Given data:

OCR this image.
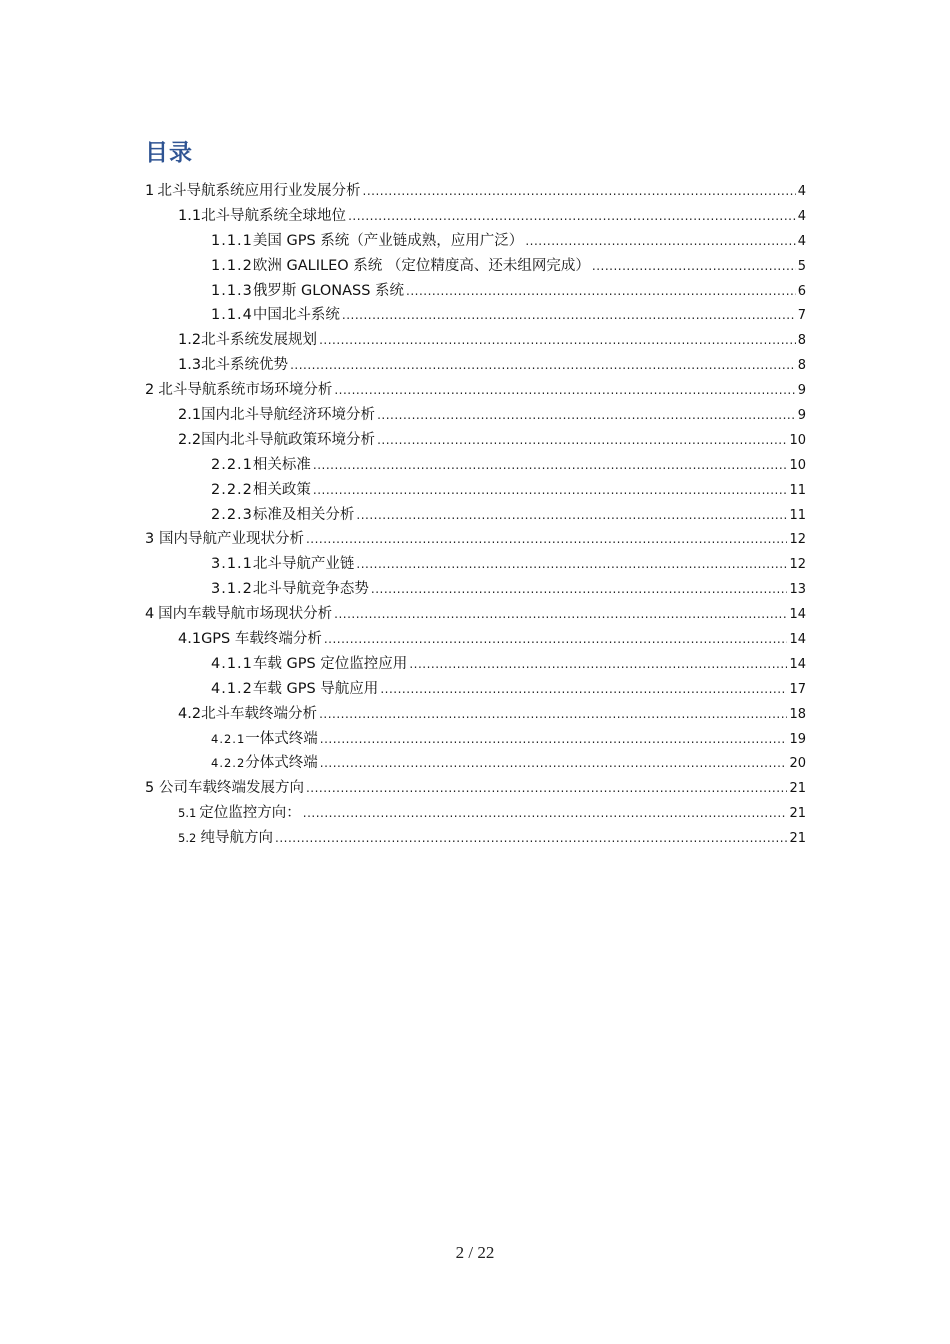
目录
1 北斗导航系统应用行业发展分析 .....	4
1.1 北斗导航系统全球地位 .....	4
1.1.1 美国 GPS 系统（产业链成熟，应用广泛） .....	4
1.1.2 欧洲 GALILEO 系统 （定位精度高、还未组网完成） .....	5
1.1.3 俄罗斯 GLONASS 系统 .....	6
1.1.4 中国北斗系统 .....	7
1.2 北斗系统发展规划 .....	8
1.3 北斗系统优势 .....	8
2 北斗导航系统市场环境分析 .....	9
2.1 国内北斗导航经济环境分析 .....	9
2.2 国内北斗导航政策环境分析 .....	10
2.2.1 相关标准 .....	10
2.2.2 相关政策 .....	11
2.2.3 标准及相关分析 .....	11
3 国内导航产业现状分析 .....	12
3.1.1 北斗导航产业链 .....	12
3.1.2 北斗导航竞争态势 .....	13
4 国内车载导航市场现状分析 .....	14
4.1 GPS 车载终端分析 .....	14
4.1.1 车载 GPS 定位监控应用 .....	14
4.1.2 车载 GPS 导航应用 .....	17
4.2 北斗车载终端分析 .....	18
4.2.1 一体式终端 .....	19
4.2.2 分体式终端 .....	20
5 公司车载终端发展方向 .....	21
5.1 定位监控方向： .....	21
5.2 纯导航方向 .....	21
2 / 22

Your task: Every record above must be given again exactly; drop the pictures.

Full output:
OCR this image.
目录
1 北斗导航系统应用行业发展分析 .....	4
1.1 北斗导航系统全球地位 .....	4
1.1.1 美国 GPS 系统（产业链成熟，应用广泛） .....	4
1.1.2 欧洲 GALILEO 系统 （定位精度高、还未组网完成） .....	5
1.1.3 俄罗斯 GLONASS 系统 .....	6
1.1.4 中国北斗系统 .....	7
1.2 北斗系统发展规划 .....	8
1.3 北斗系统优势 .....	8
2 北斗导航系统市场环境分析 .....	9
2.1 国内北斗导航经济环境分析 .....	9
2.2 国内北斗导航政策环境分析 .....	10
2.2.1 相关标准 .....	10
2.2.2 相关政策 .....	11
2.2.3 标准及相关分析 .....	11
3 国内导航产业现状分析 .....	12
3.1.1 北斗导航产业链 .....	12
3.1.2 北斗导航竞争态势 .....	13
4 国内车载导航市场现状分析 .....	14
4.1 GPS 车载终端分析 .....	14
4.1.1 车载 GPS 定位监控应用 .....	14
4.1.2 车载 GPS 导航应用 .....	17
4.2 北斗车载终端分析 .....	18
4.2.1 一体式终端 .....	19
4.2.2 分体式终端 .....	20
5 公司车载终端发展方向 .....	21
5.1 定位监控方向： .....	21
5.2 纯导航方向 .....	21
2 / 22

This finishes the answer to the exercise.